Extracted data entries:
◆ ◆ ◆ ◆ ◆ ◆ ◆

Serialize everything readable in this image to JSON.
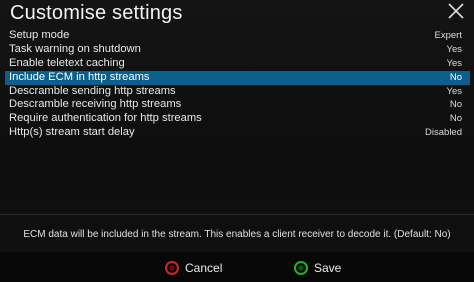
{
  "window": {
    "title": "Customise settings"
  },
  "settings": [
    {
      "label": "Setup mode",
      "value": "Expert"
    },
    {
      "label": "Task warning on shutdown",
      "value": "Yes"
    },
    {
      "label": "Enable teletext caching",
      "value": "Yes"
    },
    {
      "label": "Include ECM in http streams",
      "value": "No",
      "selected": true
    },
    {
      "label": "Descramble sending http streams",
      "value": "Yes"
    },
    {
      "label": "Descramble receiving http streams",
      "value": "No"
    },
    {
      "label": "Require authentication for http streams",
      "value": "No"
    },
    {
      "label": "Http(s) stream start delay",
      "value": "Disabled"
    }
  ],
  "description": "ECM data will be included in the stream. This enables a client receiver to decode it. (Default: No)",
  "buttons": {
    "cancel_label": "Cancel",
    "save_label": "Save"
  },
  "colors": {
    "selection": "#0b5f8c",
    "cancel_dot": "#d42323",
    "save_dot": "#21b321"
  },
  "icons": {
    "close": "close-icon",
    "cancel": "red-button-icon",
    "save": "green-button-icon"
  }
}
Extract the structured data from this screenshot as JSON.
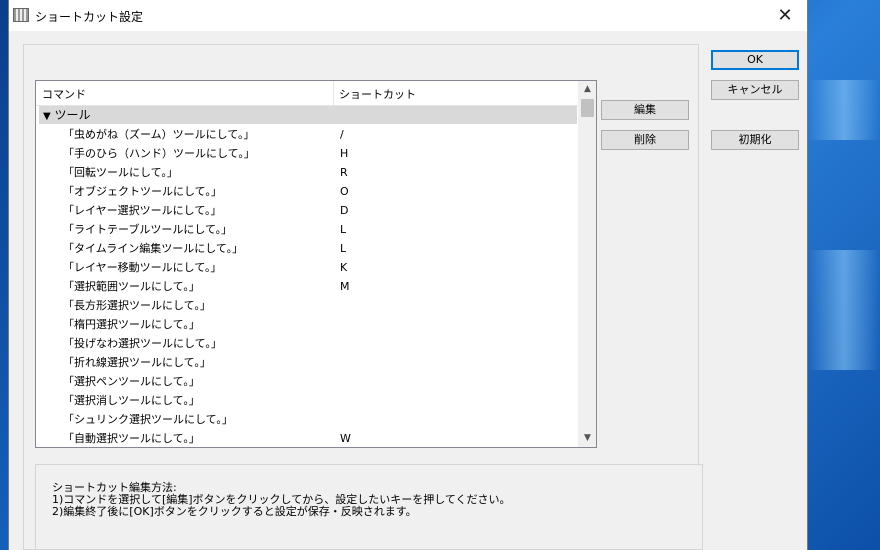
{
  "window": {
    "title": "ショートカット設定",
    "close_glyph": "✕"
  },
  "list": {
    "headers": {
      "command": "コマンド",
      "shortcut": "ショートカット"
    },
    "group": {
      "arrow": "▼",
      "label": "ツール"
    },
    "rows": [
      {
        "command": "「虫めがね（ズーム）ツールにして。」",
        "shortcut": "/"
      },
      {
        "command": "「手のひら（ハンド）ツールにして。」",
        "shortcut": "H"
      },
      {
        "command": "「回転ツールにして。」",
        "shortcut": "R"
      },
      {
        "command": "「オブジェクトツールにして。」",
        "shortcut": "O"
      },
      {
        "command": "「レイヤー選択ツールにして。」",
        "shortcut": "D"
      },
      {
        "command": "「ライトテーブルツールにして。」",
        "shortcut": "L"
      },
      {
        "command": "「タイムライン編集ツールにして。」",
        "shortcut": "L"
      },
      {
        "command": "「レイヤー移動ツールにして。」",
        "shortcut": "K"
      },
      {
        "command": "「選択範囲ツールにして。」",
        "shortcut": "M"
      },
      {
        "command": "「長方形選択ツールにして。」",
        "shortcut": ""
      },
      {
        "command": "「楕円選択ツールにして。」",
        "shortcut": ""
      },
      {
        "command": "「投げなわ選択ツールにして。」",
        "shortcut": ""
      },
      {
        "command": "「折れ線選択ツールにして。」",
        "shortcut": ""
      },
      {
        "command": "「選択ペンツールにして。」",
        "shortcut": ""
      },
      {
        "command": "「選択消しツールにして。」",
        "shortcut": ""
      },
      {
        "command": "「シュリンク選択ツールにして。」",
        "shortcut": ""
      },
      {
        "command": "「自動選択ツールにして。」",
        "shortcut": "W"
      }
    ]
  },
  "buttons": {
    "edit": "編集",
    "delete": "削除",
    "ok": "OK",
    "cancel": "キャンセル",
    "reset": "初期化"
  },
  "info": {
    "title": "ショートカット編集方法:",
    "line1": " 1)コマンドを選択して[編集]ボタンをクリックしてから、設定したいキーを押してください。",
    "line2": " 2)編集終了後に[OK]ボタンをクリックすると設定が保存・反映されます。"
  },
  "icons": {
    "scroll_up": "▲",
    "scroll_down": "▼"
  }
}
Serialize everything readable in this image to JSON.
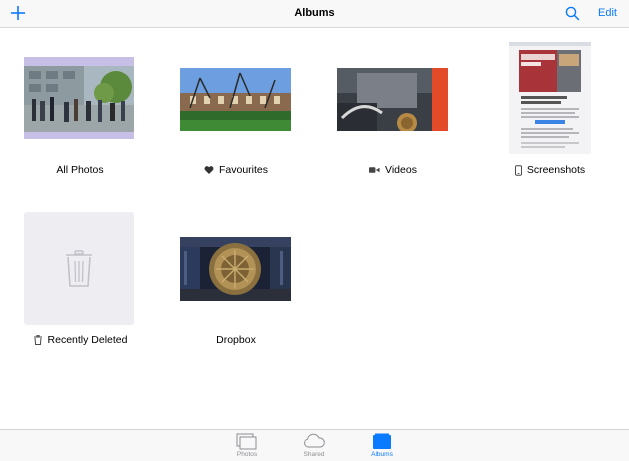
{
  "navbar": {
    "title": "Albums",
    "edit_label": "Edit",
    "add_icon": "plus-icon",
    "search_icon": "search-icon"
  },
  "albums": [
    {
      "name": "All Photos",
      "icon": "none"
    },
    {
      "name": "Favourites",
      "icon": "heart-icon"
    },
    {
      "name": "Videos",
      "icon": "video-camera-icon"
    },
    {
      "name": "Screenshots",
      "icon": "phone-icon"
    },
    {
      "name": "Recently Deleted",
      "icon": "trash-icon"
    },
    {
      "name": "Dropbox",
      "icon": "none"
    }
  ],
  "screenshot_thumb_text": "Mr Bodie that captures the spirit of London",
  "tabs": [
    {
      "label": "Photos",
      "icon": "photos-stack-icon",
      "active": false
    },
    {
      "label": "Shared",
      "icon": "cloud-icon",
      "active": false
    },
    {
      "label": "Albums",
      "icon": "folder-icon",
      "active": true
    }
  ],
  "colors": {
    "accent": "#0a7aff",
    "tab_inactive": "#8e8e93",
    "bar_background": "#f8f8f8"
  }
}
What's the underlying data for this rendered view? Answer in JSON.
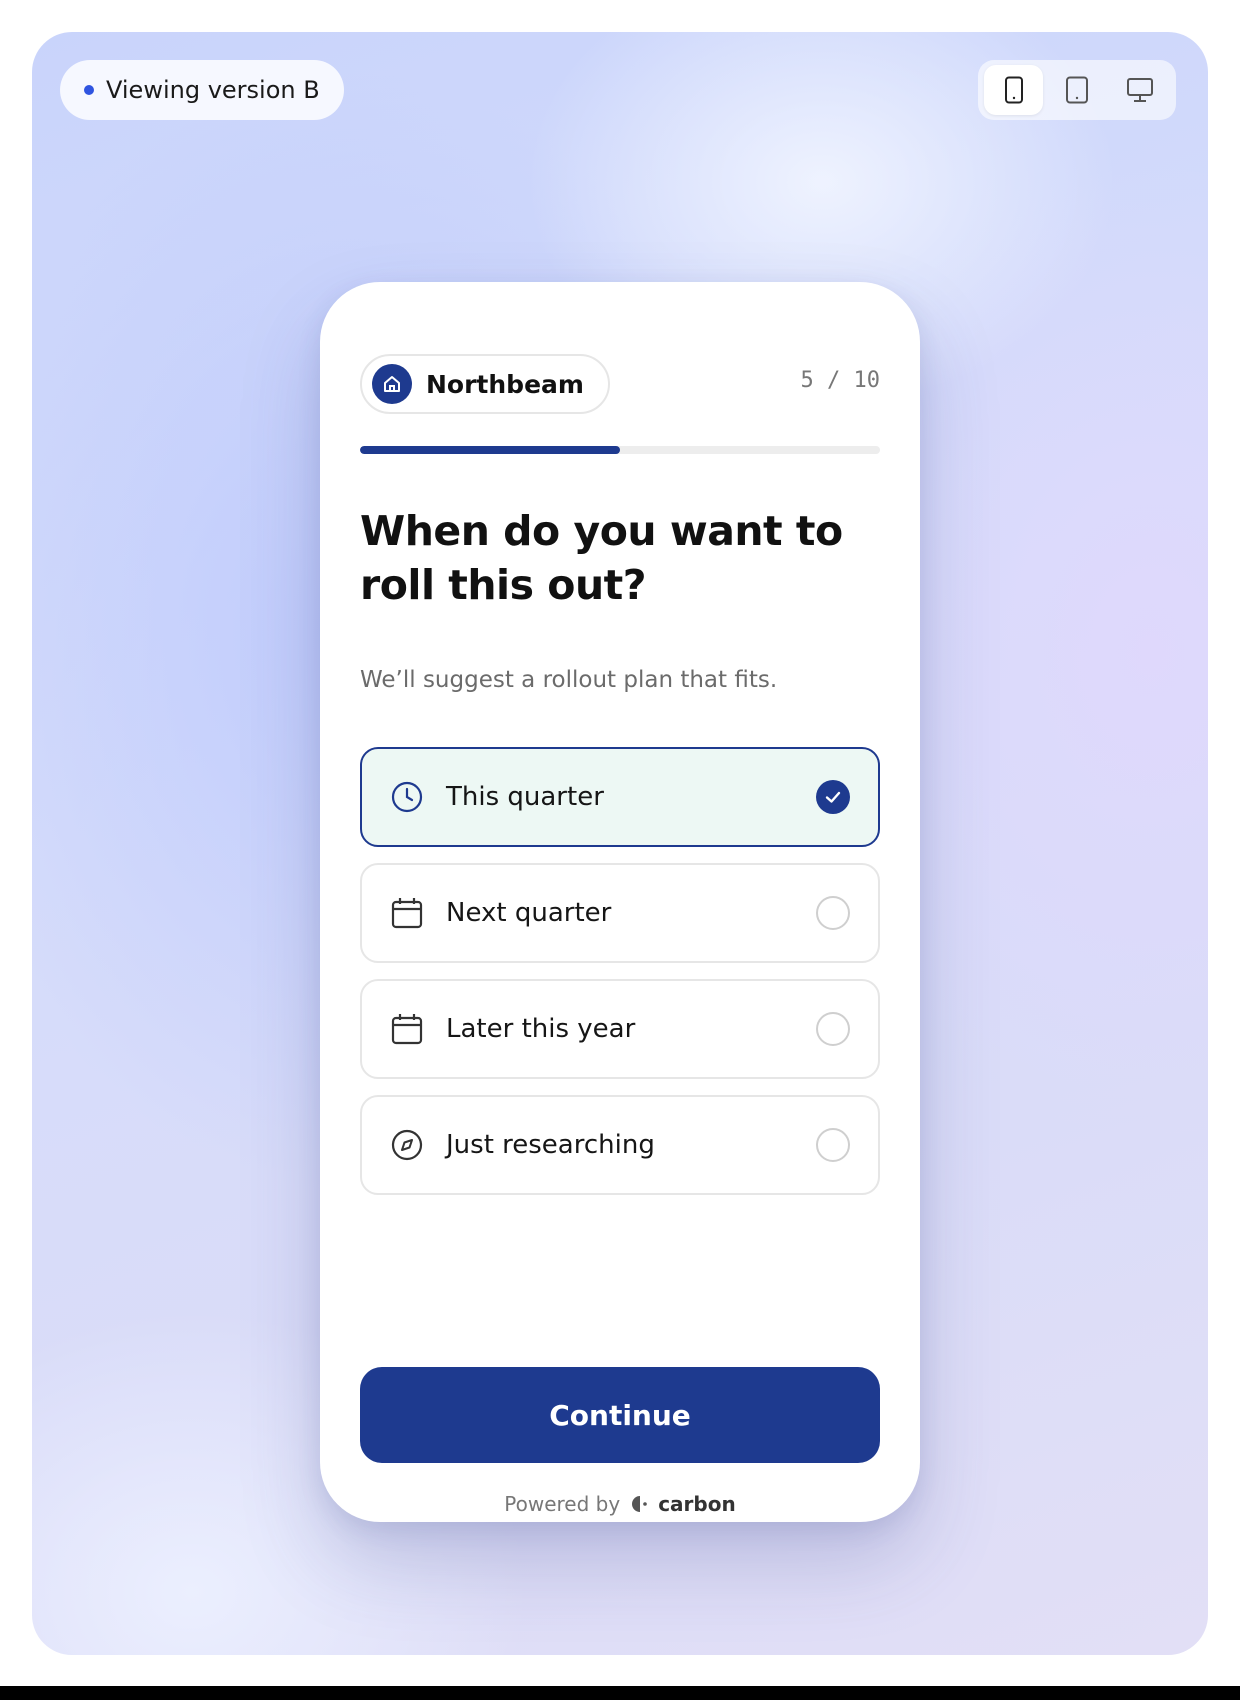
{
  "banner": {
    "version_label": "Viewing version B"
  },
  "device_switcher": {
    "options": [
      "mobile",
      "tablet",
      "desktop"
    ],
    "selected": "mobile"
  },
  "card": {
    "brand_name": "Northbeam",
    "step": "5 / 10",
    "progress": 0.5,
    "question": "When do you want to roll this out?",
    "subtitle": "We’ll suggest a rollout plan that fits.",
    "options": [
      {
        "label": "This quarter",
        "icon": "clock-icon",
        "selected": true
      },
      {
        "label": "Next quarter",
        "icon": "calendar-icon",
        "selected": false
      },
      {
        "label": "Later this year",
        "icon": "calendar-icon",
        "selected": false
      },
      {
        "label": "Just researching",
        "icon": "compass-icon",
        "selected": false
      }
    ],
    "continue_label": "Continue",
    "powered_by_label": "Powered by",
    "powered_by_brand": "carbon"
  },
  "colors": {
    "primary": "#1e3a8f",
    "selected_bg": "#edf8f4",
    "dot": "#2f54e0"
  }
}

◆ ◆ ◆ ◆ ◆ ◆ ◆

Print all of the entries word for word. Skip any images they contain.

Output:
Serialize everything readable in this image to JSON.
{
  "window": {
    "title": "Customise settings"
  },
  "settings": [
    {
      "label": "Setup mode",
      "value": "Expert"
    },
    {
      "label": "Task warning on shutdown",
      "value": "Yes"
    },
    {
      "label": "Enable teletext caching",
      "value": "Yes"
    },
    {
      "label": "Include ECM in http streams",
      "value": "No",
      "selected": true
    },
    {
      "label": "Descramble sending http streams",
      "value": "Yes"
    },
    {
      "label": "Descramble receiving http streams",
      "value": "No"
    },
    {
      "label": "Require authentication for http streams",
      "value": "No"
    },
    {
      "label": "Http(s) stream start delay",
      "value": "Disabled"
    }
  ],
  "description": "ECM data will be included in the stream. This enables a client receiver to decode it. (Default: No)",
  "buttons": {
    "cancel_label": "Cancel",
    "save_label": "Save"
  },
  "colors": {
    "selection": "#0b5f8c",
    "cancel_dot": "#d42323",
    "save_dot": "#21b321"
  },
  "icons": {
    "close": "close-icon",
    "cancel": "red-button-icon",
    "save": "green-button-icon"
  }
}
Extract the structured data from this screenshot as JSON.
{
  "window": {
    "title": "ショートカット設定",
    "close_glyph": "✕"
  },
  "list": {
    "headers": {
      "command": "コマンド",
      "shortcut": "ショートカット"
    },
    "group": {
      "arrow": "▼",
      "label": "ツール"
    },
    "rows": [
      {
        "command": "「虫めがね（ズーム）ツールにして。」",
        "shortcut": "/"
      },
      {
        "command": "「手のひら（ハンド）ツールにして。」",
        "shortcut": "H"
      },
      {
        "command": "「回転ツールにして。」",
        "shortcut": "R"
      },
      {
        "command": "「オブジェクトツールにして。」",
        "shortcut": "O"
      },
      {
        "command": "「レイヤー選択ツールにして。」",
        "shortcut": "D"
      },
      {
        "command": "「ライトテーブルツールにして。」",
        "shortcut": "L"
      },
      {
        "command": "「タイムライン編集ツールにして。」",
        "shortcut": "L"
      },
      {
        "command": "「レイヤー移動ツールにして。」",
        "shortcut": "K"
      },
      {
        "command": "「選択範囲ツールにして。」",
        "shortcut": "M"
      },
      {
        "command": "「長方形選択ツールにして。」",
        "shortcut": ""
      },
      {
        "command": "「楕円選択ツールにして。」",
        "shortcut": ""
      },
      {
        "command": "「投げなわ選択ツールにして。」",
        "shortcut": ""
      },
      {
        "command": "「折れ線選択ツールにして。」",
        "shortcut": ""
      },
      {
        "command": "「選択ペンツールにして。」",
        "shortcut": ""
      },
      {
        "command": "「選択消しツールにして。」",
        "shortcut": ""
      },
      {
        "command": "「シュリンク選択ツールにして。」",
        "shortcut": ""
      },
      {
        "command": "「自動選択ツールにして。」",
        "shortcut": "W"
      }
    ]
  },
  "buttons": {
    "edit": "編集",
    "delete": "削除",
    "ok": "OK",
    "cancel": "キャンセル",
    "reset": "初期化"
  },
  "info": {
    "title": "ショートカット編集方法:",
    "line1": " 1)コマンドを選択して[編集]ボタンをクリックしてから、設定したいキーを押してください。",
    "line2": " 2)編集終了後に[OK]ボタンをクリックすると設定が保存・反映されます。"
  },
  "icons": {
    "scroll_up": "▲",
    "scroll_down": "▼"
  }
}
Serialize everything readable in this image to JSON.
{
  "navbar": {
    "title": "Albums",
    "edit_label": "Edit",
    "add_icon": "plus-icon",
    "search_icon": "search-icon"
  },
  "albums": [
    {
      "name": "All Photos",
      "icon": "none"
    },
    {
      "name": "Favourites",
      "icon": "heart-icon"
    },
    {
      "name": "Videos",
      "icon": "video-camera-icon"
    },
    {
      "name": "Screenshots",
      "icon": "phone-icon"
    },
    {
      "name": "Recently Deleted",
      "icon": "trash-icon"
    },
    {
      "name": "Dropbox",
      "icon": "none"
    }
  ],
  "screenshot_thumb_text": "Mr Bodie that captures the spirit of London",
  "tabs": [
    {
      "label": "Photos",
      "icon": "photos-stack-icon",
      "active": false
    },
    {
      "label": "Shared",
      "icon": "cloud-icon",
      "active": false
    },
    {
      "label": "Albums",
      "icon": "folder-icon",
      "active": true
    }
  ],
  "colors": {
    "accent": "#0a7aff",
    "tab_inactive": "#8e8e93",
    "bar_background": "#f8f8f8"
  }
}
What's the underlying data for this rendered view? Answer in JSON.
{
  "banner": {
    "version_label": "Viewing version B"
  },
  "device_switcher": {
    "options": [
      "mobile",
      "tablet",
      "desktop"
    ],
    "selected": "mobile"
  },
  "card": {
    "brand_name": "Northbeam",
    "step": "5 / 10",
    "progress": 0.5,
    "question": "When do you want to roll this out?",
    "subtitle": "We’ll suggest a rollout plan that fits.",
    "options": [
      {
        "label": "This quarter",
        "icon": "clock-icon",
        "selected": true
      },
      {
        "label": "Next quarter",
        "icon": "calendar-icon",
        "selected": false
      },
      {
        "label": "Later this year",
        "icon": "calendar-icon",
        "selected": false
      },
      {
        "label": "Just researching",
        "icon": "compass-icon",
        "selected": false
      }
    ],
    "continue_label": "Continue",
    "powered_by_label": "Powered by",
    "powered_by_brand": "carbon"
  },
  "colors": {
    "primary": "#1e3a8f",
    "selected_bg": "#edf8f4",
    "dot": "#2f54e0"
  }
}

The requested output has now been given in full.